**REQUEST:**
Using the records below, locate all lines containing "Dropped" and return them.

**RECORDS:**
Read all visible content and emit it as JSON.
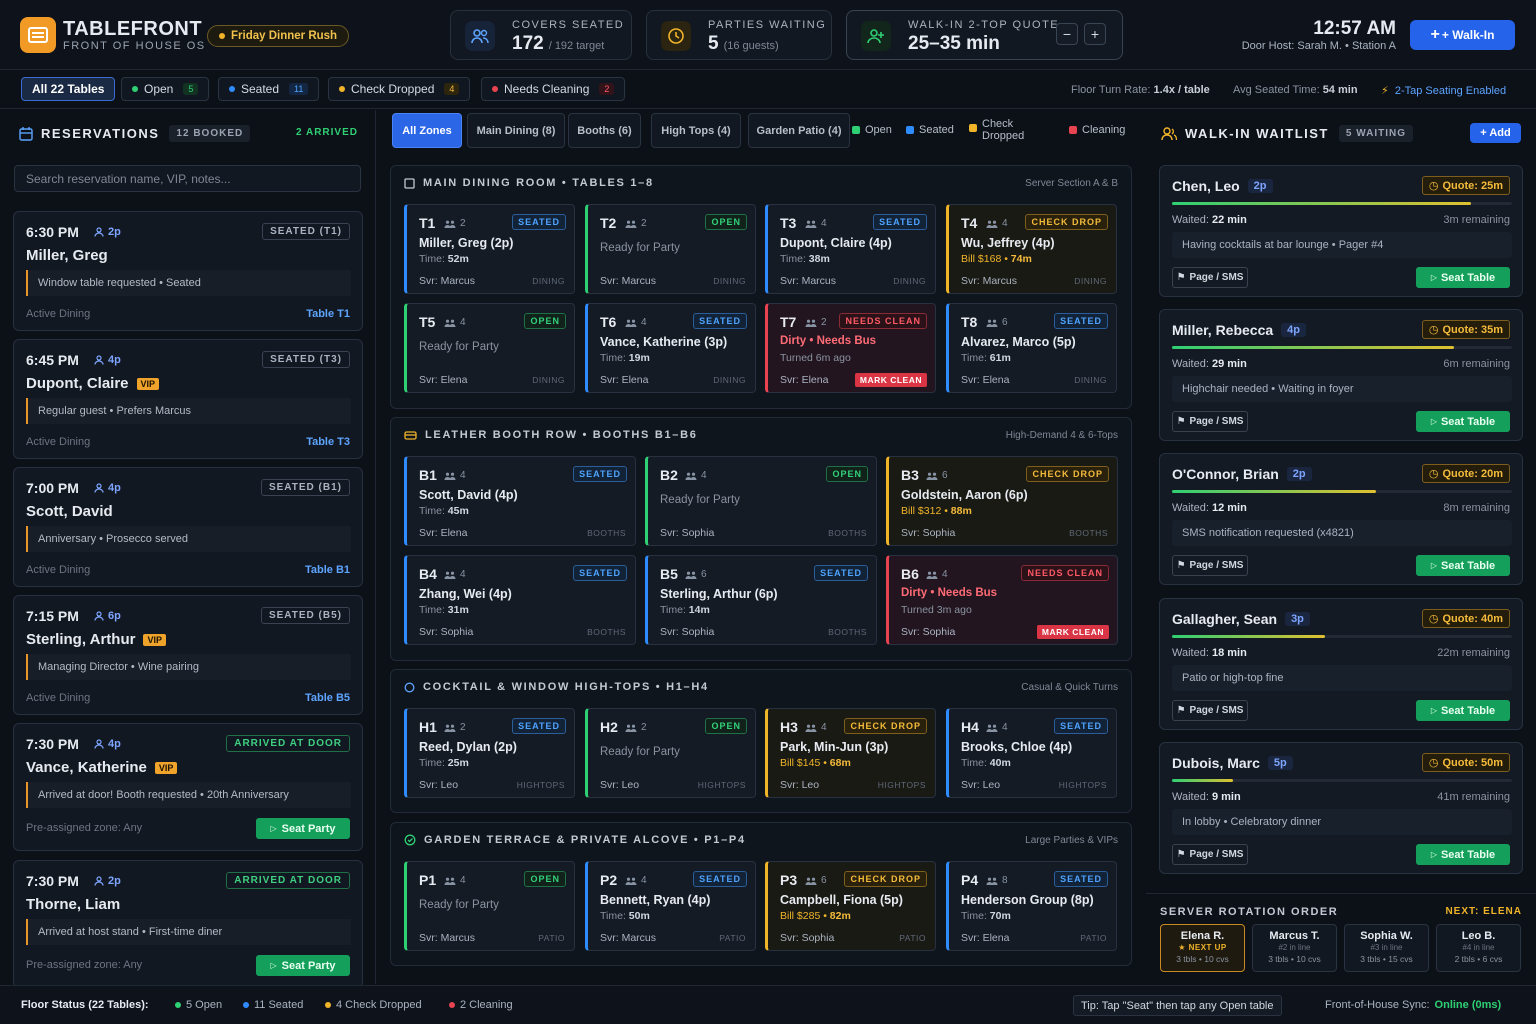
{
  "header": {
    "brand": "TABLEFRONT",
    "subtitle": "FRONT OF HOUSE OS",
    "rush": "Friday Dinner Rush",
    "covers_label": "COVERS SEATED",
    "covers_value": "172",
    "covers_sub": "/ 192 target",
    "parties_label": "PARTIES WAITING",
    "parties_value": "5",
    "parties_sub": "(16 guests)",
    "quote_label": "WALK-IN 2-TOP QUOTE",
    "quote_value": "25–35 min",
    "minus": "−",
    "plus": "+",
    "time": "12:57 AM",
    "host": "Door Host: Sarah M. • Station A",
    "walkin": "+ Walk-In"
  },
  "filters": {
    "all": "All 22 Tables",
    "open": "Open",
    "open_count": "5",
    "seated": "Seated",
    "seated_count": "11",
    "check": "Check Dropped",
    "check_count": "4",
    "clean": "Needs Cleaning",
    "clean_count": "2",
    "turn_label": "Floor Turn Rate:",
    "turn_value": "1.4x / table",
    "avg_label": "Avg Seated Time:",
    "avg_value": "54 min",
    "tap": "2-Tap Seating Enabled"
  },
  "reservations": {
    "title": "RESERVATIONS",
    "booked": "12 BOOKED",
    "arrived": "2 ARRIVED",
    "search_placeholder": "Search reservation name, VIP, notes...",
    "items": [
      {
        "time": "6:30 PM",
        "party": "2p",
        "status": "SEATED (T1)",
        "name": "Miller, Greg",
        "vip": "",
        "note": "Window table requested • Seated",
        "zone": "Active Dining",
        "link": "Table T1"
      },
      {
        "time": "6:45 PM",
        "party": "4p",
        "status": "SEATED (T3)",
        "name": "Dupont, Claire",
        "vip": "VIP",
        "note": "Regular guest • Prefers Marcus",
        "zone": "Active Dining",
        "link": "Table T3"
      },
      {
        "time": "7:00 PM",
        "party": "4p",
        "status": "SEATED (B1)",
        "name": "Scott, David",
        "vip": "",
        "note": "Anniversary • Prosecco served",
        "zone": "Active Dining",
        "link": "Table B1"
      },
      {
        "time": "7:15 PM",
        "party": "6p",
        "status": "SEATED (B5)",
        "name": "Sterling, Arthur",
        "vip": "VIP",
        "note": "Managing Director • Wine pairing",
        "zone": "Active Dining",
        "link": "Table B5"
      },
      {
        "time": "7:30 PM",
        "party": "4p",
        "status": "ARRIVED AT DOOR",
        "name": "Vance, Katherine",
        "vip": "VIP",
        "note": "Arrived at door! Booth requested • 20th Anniversary",
        "zone": "Pre-assigned zone: Any",
        "link": "Seat Party"
      },
      {
        "time": "7:30 PM",
        "party": "2p",
        "status": "ARRIVED AT DOOR",
        "name": "Thorne, Liam",
        "vip": "",
        "note": "Arrived at host stand • First-time diner",
        "zone": "Pre-assigned zone: Any",
        "link": "Seat Party"
      }
    ]
  },
  "zones": {
    "tabs": [
      "All Zones",
      "Main Dining (8)",
      "Booths (6)",
      "High Tops (4)",
      "Garden Patio (4)"
    ],
    "legend_open": "Open",
    "legend_seated": "Seated",
    "legend_check": "Check Dropped",
    "legend_clean": "Cleaning"
  },
  "sections": [
    {
      "title": "MAIN DINING ROOM • TABLES 1–8",
      "right": "Server Section A & B",
      "tables": [
        {
          "id": "T1",
          "cap": "2",
          "badge": "SEATED",
          "guest": "Miller, Greg (2p)",
          "line": "Time:",
          "val": "52m",
          "server": "Svr: Marcus",
          "zone": "DINING"
        },
        {
          "id": "T2",
          "cap": "2",
          "badge": "OPEN",
          "guest": "Ready for Party",
          "line": "",
          "val": "",
          "server": "Svr: Marcus",
          "zone": "DINING"
        },
        {
          "id": "T3",
          "cap": "4",
          "badge": "SEATED",
          "guest": "Dupont, Claire (4p)",
          "line": "Time:",
          "val": "38m",
          "server": "Svr: Marcus",
          "zone": "DINING"
        },
        {
          "id": "T4",
          "cap": "4",
          "badge": "CHECK DROP",
          "guest": "Wu, Jeffrey (4p)",
          "line": "Bill $168",
          "val": "74m",
          "server": "Svr: Marcus",
          "zone": "DINING"
        },
        {
          "id": "T5",
          "cap": "4",
          "badge": "OPEN",
          "guest": "Ready for Party",
          "line": "",
          "val": "",
          "server": "Svr: Elena",
          "zone": "DINING"
        },
        {
          "id": "T6",
          "cap": "4",
          "badge": "SEATED",
          "guest": "Vance, Katherine (3p)",
          "line": "Time:",
          "val": "19m",
          "server": "Svr: Elena",
          "zone": "DINING"
        },
        {
          "id": "T7",
          "cap": "2",
          "badge": "NEEDS CLEAN",
          "guest": "Dirty • Needs Bus",
          "line": "Turned 6m ago",
          "val": "",
          "server": "Svr: Elena",
          "zone": "MARK CLEAN"
        },
        {
          "id": "T8",
          "cap": "6",
          "badge": "SEATED",
          "guest": "Alvarez, Marco (5p)",
          "line": "Time:",
          "val": "61m",
          "server": "Svr: Elena",
          "zone": "DINING"
        }
      ]
    },
    {
      "title": "LEATHER BOOTH ROW • BOOTHS B1–B6",
      "right": "High-Demand 4 & 6-Tops",
      "tables": [
        {
          "id": "B1",
          "cap": "4",
          "badge": "SEATED",
          "guest": "Scott, David (4p)",
          "line": "Time:",
          "val": "45m",
          "server": "Svr: Elena",
          "zone": "BOOTHS"
        },
        {
          "id": "B2",
          "cap": "4",
          "badge": "OPEN",
          "guest": "Ready for Party",
          "line": "",
          "val": "",
          "server": "Svr: Sophia",
          "zone": "BOOTHS"
        },
        {
          "id": "B3",
          "cap": "6",
          "badge": "CHECK DROP",
          "guest": "Goldstein, Aaron (6p)",
          "line": "Bill $312",
          "val": "88m",
          "server": "Svr: Sophia",
          "zone": "BOOTHS"
        },
        {
          "id": "B4",
          "cap": "4",
          "badge": "SEATED",
          "guest": "Zhang, Wei (4p)",
          "line": "Time:",
          "val": "31m",
          "server": "Svr: Sophia",
          "zone": "BOOTHS"
        },
        {
          "id": "B5",
          "cap": "6",
          "badge": "SEATED",
          "guest": "Sterling, Arthur (6p)",
          "line": "Time:",
          "val": "14m",
          "server": "Svr: Sophia",
          "zone": "BOOTHS"
        },
        {
          "id": "B6",
          "cap": "4",
          "badge": "NEEDS CLEAN",
          "guest": "Dirty • Needs Bus",
          "line": "Turned 3m ago",
          "val": "",
          "server": "Svr: Sophia",
          "zone": "MARK CLEAN"
        }
      ]
    },
    {
      "title": "COCKTAIL & WINDOW HIGH-TOPS • H1–H4",
      "right": "Casual & Quick Turns",
      "tables": [
        {
          "id": "H1",
          "cap": "2",
          "badge": "SEATED",
          "guest": "Reed, Dylan (2p)",
          "line": "Time:",
          "val": "25m",
          "server": "Svr: Leo",
          "zone": "HIGHTOPS"
        },
        {
          "id": "H2",
          "cap": "2",
          "badge": "OPEN",
          "guest": "Ready for Party",
          "line": "",
          "val": "",
          "server": "Svr: Leo",
          "zone": "HIGHTOPS"
        },
        {
          "id": "H3",
          "cap": "4",
          "badge": "CHECK DROP",
          "guest": "Park, Min-Jun (3p)",
          "line": "Bill $145",
          "val": "68m",
          "server": "Svr: Leo",
          "zone": "HIGHTOPS"
        },
        {
          "id": "H4",
          "cap": "4",
          "badge": "SEATED",
          "guest": "Brooks, Chloe (4p)",
          "line": "Time:",
          "val": "40m",
          "server": "Svr: Leo",
          "zone": "HIGHTOPS"
        }
      ]
    },
    {
      "title": "GARDEN TERRACE & PRIVATE ALCOVE • P1–P4",
      "right": "Large Parties & VIPs",
      "tables": [
        {
          "id": "P1",
          "cap": "4",
          "badge": "OPEN",
          "guest": "Ready for Party",
          "line": "",
          "val": "",
          "server": "Svr: Marcus",
          "zone": "PATIO"
        },
        {
          "id": "P2",
          "cap": "4",
          "badge": "SEATED",
          "guest": "Bennett, Ryan (4p)",
          "line": "Time:",
          "val": "50m",
          "server": "Svr: Marcus",
          "zone": "PATIO"
        },
        {
          "id": "P3",
          "cap": "6",
          "badge": "CHECK DROP",
          "guest": "Campbell, Fiona (5p)",
          "line": "Bill $285",
          "val": "82m",
          "server": "Svr: Sophia",
          "zone": "PATIO"
        },
        {
          "id": "P4",
          "cap": "8",
          "badge": "SEATED",
          "guest": "Henderson Group (8p)",
          "line": "Time:",
          "val": "70m",
          "server": "Svr: Elena",
          "zone": "PATIO"
        }
      ]
    }
  ],
  "waitlist": {
    "title": "WALK-IN WAITLIST",
    "count": "5 WAITING",
    "add": "+ Add",
    "page_label": "Page / SMS",
    "seat_label": "Seat Table",
    "items": [
      {
        "name": "Chen, Leo",
        "party": "2p",
        "quote": "Quote: 25m",
        "progress": 0.88,
        "waited": "22 min",
        "remaining": "3m remaining",
        "note": "Having cocktails at bar lounge • Pager #4"
      },
      {
        "name": "Miller, Rebecca",
        "party": "4p",
        "quote": "Quote: 35m",
        "progress": 0.83,
        "waited": "29 min",
        "remaining": "6m remaining",
        "note": "Highchair needed • Waiting in foyer"
      },
      {
        "name": "O'Connor, Brian",
        "party": "2p",
        "quote": "Quote: 20m",
        "progress": 0.6,
        "waited": "12 min",
        "remaining": "8m remaining",
        "note": "SMS notification requested (x4821)"
      },
      {
        "name": "Gallagher, Sean",
        "party": "3p",
        "quote": "Quote: 40m",
        "progress": 0.45,
        "waited": "18 min",
        "remaining": "22m remaining",
        "note": "Patio or high-top fine"
      },
      {
        "name": "Dubois, Marc",
        "party": "5p",
        "quote": "Quote: 50m",
        "progress": 0.18,
        "waited": "9 min",
        "remaining": "41m remaining",
        "note": "In lobby • Celebratory dinner"
      }
    ]
  },
  "rotation": {
    "title": "SERVER ROTATION ORDER",
    "next": "NEXT: ELENA",
    "servers": [
      {
        "name": "Elena R.",
        "pos": "★ NEXT UP",
        "stats": "3 tbls • 10 cvs"
      },
      {
        "name": "Marcus T.",
        "pos": "#2 in line",
        "stats": "3 tbls • 10 cvs"
      },
      {
        "name": "Sophia W.",
        "pos": "#3 in line",
        "stats": "3 tbls • 15 cvs"
      },
      {
        "name": "Leo B.",
        "pos": "#4 in line",
        "stats": "2 tbls • 6 cvs"
      }
    ]
  },
  "footer": {
    "label": "Floor Status (22 Tables):",
    "open": "5 Open",
    "seated": "11 Seated",
    "check": "4 Check Dropped",
    "clean": "2 Cleaning",
    "tip": "Tip: Tap \"Seat\" then tap any Open table",
    "sync_label": "Front-of-House Sync:",
    "sync_value": "Online (0ms)"
  },
  "colors": {
    "open": "#2fcf74",
    "seated": "#2f8cff",
    "check": "#f0b429",
    "clean": "#e84350",
    "accent": "#2563eb"
  }
}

**PROBLEM SOLUTION:**
    "check": "Check Dropped",
    "legend_check": "Check Dropped",
    "check": "4 Check Dropped",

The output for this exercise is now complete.